▸ Given request
Read the material below and tally how many lines hold the word "Подосиновский", giving the number and nothing else.

▸ Material provided
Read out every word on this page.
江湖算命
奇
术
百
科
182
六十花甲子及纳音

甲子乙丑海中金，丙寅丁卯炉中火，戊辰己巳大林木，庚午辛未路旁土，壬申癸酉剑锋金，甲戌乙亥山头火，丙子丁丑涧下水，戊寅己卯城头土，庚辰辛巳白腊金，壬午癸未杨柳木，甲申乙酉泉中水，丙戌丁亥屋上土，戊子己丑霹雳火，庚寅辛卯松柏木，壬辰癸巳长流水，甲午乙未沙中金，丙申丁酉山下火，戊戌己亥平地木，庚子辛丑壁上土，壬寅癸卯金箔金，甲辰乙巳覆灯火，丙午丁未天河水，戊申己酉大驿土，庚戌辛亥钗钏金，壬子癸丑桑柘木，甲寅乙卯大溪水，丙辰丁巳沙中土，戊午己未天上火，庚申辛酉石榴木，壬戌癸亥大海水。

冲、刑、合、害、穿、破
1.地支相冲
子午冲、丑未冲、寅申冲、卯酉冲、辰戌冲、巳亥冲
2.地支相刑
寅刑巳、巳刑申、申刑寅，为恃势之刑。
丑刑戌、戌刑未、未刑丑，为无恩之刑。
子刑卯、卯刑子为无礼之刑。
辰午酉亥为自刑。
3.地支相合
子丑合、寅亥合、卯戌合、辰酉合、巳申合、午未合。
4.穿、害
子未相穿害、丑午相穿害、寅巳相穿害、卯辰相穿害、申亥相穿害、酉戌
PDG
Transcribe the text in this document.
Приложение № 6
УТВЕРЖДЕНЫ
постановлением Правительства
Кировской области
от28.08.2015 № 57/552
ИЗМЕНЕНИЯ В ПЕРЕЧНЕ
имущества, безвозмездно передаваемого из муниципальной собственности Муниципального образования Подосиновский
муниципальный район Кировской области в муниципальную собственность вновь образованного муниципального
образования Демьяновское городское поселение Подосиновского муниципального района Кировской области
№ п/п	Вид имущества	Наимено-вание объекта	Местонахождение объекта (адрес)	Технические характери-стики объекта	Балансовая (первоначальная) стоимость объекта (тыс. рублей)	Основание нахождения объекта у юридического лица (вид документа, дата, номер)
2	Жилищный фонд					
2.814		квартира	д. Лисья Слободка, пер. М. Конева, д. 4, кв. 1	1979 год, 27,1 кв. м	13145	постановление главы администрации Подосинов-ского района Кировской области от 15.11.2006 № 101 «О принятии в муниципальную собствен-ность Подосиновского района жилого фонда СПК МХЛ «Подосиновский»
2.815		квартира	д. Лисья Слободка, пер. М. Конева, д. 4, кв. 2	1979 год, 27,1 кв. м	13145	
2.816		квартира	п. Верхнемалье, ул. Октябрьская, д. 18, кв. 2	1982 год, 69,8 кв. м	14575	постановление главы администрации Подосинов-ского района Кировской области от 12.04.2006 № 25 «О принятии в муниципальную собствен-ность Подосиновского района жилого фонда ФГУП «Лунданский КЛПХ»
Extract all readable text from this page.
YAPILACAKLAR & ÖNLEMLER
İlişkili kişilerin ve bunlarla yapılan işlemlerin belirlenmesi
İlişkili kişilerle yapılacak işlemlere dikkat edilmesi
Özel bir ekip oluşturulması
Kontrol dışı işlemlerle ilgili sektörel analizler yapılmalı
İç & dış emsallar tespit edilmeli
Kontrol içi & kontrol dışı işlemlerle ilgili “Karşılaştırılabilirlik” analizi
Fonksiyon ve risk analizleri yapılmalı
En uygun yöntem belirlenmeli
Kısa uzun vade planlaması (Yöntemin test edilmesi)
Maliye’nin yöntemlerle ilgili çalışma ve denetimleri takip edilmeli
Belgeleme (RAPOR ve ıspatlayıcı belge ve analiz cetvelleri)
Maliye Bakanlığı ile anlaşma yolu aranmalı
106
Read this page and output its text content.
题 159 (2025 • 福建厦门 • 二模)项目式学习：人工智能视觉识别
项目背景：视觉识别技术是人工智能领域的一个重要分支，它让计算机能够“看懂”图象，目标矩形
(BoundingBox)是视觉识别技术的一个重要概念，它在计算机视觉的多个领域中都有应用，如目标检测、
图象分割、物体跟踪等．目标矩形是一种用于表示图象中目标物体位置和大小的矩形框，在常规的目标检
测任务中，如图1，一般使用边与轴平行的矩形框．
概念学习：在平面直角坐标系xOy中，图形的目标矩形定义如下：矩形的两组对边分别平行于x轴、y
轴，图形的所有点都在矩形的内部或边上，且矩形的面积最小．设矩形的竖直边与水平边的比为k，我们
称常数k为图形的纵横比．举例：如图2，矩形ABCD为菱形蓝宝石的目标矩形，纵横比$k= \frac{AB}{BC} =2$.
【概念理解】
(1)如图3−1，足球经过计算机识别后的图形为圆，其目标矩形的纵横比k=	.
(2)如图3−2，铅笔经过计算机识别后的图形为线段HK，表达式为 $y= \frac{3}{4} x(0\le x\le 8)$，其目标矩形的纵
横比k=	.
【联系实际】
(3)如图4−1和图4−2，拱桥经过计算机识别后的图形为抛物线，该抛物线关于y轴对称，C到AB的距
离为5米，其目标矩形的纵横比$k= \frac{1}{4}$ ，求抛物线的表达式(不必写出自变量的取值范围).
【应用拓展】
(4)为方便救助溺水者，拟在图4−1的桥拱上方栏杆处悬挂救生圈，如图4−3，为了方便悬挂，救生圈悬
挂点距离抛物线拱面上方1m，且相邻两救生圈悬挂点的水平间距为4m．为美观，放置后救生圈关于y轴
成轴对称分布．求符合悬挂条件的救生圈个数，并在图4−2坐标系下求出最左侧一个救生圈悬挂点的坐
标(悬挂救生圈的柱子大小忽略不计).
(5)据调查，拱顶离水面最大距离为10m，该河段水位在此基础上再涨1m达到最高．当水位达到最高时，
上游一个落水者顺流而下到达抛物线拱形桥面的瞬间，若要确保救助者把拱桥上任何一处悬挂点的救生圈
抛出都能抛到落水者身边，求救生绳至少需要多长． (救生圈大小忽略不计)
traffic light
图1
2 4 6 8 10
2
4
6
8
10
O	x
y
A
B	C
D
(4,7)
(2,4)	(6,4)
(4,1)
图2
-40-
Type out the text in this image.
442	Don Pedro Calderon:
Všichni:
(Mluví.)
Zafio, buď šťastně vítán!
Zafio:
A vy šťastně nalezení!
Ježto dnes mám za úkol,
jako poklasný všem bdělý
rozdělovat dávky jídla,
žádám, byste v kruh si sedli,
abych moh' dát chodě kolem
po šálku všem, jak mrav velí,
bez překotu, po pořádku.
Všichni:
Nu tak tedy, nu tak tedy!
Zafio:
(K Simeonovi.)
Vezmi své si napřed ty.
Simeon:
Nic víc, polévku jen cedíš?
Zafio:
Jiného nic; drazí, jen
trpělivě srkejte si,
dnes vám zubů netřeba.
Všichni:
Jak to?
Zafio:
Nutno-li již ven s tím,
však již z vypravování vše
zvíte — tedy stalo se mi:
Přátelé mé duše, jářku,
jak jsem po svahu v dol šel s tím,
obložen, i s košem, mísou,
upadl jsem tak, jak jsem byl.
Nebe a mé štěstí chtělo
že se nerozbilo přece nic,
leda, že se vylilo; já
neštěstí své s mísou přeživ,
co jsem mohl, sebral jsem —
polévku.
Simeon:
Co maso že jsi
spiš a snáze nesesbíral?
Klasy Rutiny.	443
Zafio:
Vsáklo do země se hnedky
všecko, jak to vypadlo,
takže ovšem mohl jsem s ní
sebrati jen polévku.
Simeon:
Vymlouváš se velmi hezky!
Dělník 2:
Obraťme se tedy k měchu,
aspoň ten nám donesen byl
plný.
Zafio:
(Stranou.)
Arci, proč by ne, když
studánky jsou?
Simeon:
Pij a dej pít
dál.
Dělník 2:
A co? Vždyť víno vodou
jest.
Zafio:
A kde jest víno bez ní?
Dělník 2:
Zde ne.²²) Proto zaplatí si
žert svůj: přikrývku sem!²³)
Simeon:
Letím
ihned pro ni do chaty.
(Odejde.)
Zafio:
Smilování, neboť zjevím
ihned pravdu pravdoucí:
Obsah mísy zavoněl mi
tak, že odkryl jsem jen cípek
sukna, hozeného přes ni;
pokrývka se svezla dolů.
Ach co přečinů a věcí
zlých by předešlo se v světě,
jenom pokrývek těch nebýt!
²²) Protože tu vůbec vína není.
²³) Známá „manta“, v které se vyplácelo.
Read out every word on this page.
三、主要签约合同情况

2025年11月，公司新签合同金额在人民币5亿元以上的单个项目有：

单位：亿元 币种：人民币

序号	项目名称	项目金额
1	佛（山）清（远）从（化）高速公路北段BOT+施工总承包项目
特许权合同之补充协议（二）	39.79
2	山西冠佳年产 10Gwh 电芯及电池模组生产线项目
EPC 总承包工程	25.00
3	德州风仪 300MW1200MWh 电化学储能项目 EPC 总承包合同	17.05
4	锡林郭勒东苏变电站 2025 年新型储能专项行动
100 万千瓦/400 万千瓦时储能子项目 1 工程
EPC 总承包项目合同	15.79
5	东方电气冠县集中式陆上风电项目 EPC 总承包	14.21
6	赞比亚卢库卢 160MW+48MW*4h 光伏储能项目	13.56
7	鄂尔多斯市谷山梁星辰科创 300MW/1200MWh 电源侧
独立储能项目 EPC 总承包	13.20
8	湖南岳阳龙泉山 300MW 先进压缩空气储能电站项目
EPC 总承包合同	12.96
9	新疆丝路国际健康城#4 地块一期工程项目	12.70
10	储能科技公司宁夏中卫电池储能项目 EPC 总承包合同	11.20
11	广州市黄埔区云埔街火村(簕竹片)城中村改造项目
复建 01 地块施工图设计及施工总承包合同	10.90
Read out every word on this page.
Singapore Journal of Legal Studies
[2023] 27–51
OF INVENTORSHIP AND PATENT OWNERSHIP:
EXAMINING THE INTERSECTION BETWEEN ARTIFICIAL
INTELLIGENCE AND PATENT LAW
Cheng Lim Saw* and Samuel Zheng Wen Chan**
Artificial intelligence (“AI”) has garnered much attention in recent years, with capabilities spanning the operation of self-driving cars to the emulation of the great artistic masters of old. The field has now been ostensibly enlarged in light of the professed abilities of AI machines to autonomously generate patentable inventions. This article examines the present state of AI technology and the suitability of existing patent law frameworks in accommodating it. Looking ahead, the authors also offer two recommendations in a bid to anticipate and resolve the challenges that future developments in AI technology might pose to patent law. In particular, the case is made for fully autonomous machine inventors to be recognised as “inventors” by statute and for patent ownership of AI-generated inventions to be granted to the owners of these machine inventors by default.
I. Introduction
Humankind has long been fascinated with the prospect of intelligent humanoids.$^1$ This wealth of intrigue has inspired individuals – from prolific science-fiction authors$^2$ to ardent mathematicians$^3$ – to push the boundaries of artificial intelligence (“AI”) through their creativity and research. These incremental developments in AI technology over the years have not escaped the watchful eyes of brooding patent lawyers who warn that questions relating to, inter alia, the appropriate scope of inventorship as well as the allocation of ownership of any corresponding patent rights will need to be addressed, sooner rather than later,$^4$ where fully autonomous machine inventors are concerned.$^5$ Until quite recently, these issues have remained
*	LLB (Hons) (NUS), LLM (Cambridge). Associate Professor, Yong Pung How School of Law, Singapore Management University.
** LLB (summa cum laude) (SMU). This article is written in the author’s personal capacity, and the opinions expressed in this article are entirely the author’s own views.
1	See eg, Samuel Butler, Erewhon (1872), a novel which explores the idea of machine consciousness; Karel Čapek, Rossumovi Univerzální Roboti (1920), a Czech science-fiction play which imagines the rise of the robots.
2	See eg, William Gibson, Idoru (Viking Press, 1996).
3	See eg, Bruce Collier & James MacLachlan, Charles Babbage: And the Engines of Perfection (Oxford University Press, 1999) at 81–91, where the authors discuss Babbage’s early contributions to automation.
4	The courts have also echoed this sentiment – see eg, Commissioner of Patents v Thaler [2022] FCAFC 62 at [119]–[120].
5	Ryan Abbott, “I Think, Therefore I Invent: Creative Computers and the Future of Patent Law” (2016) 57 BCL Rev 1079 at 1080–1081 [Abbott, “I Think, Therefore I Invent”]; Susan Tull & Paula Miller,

▸ Complete answer
2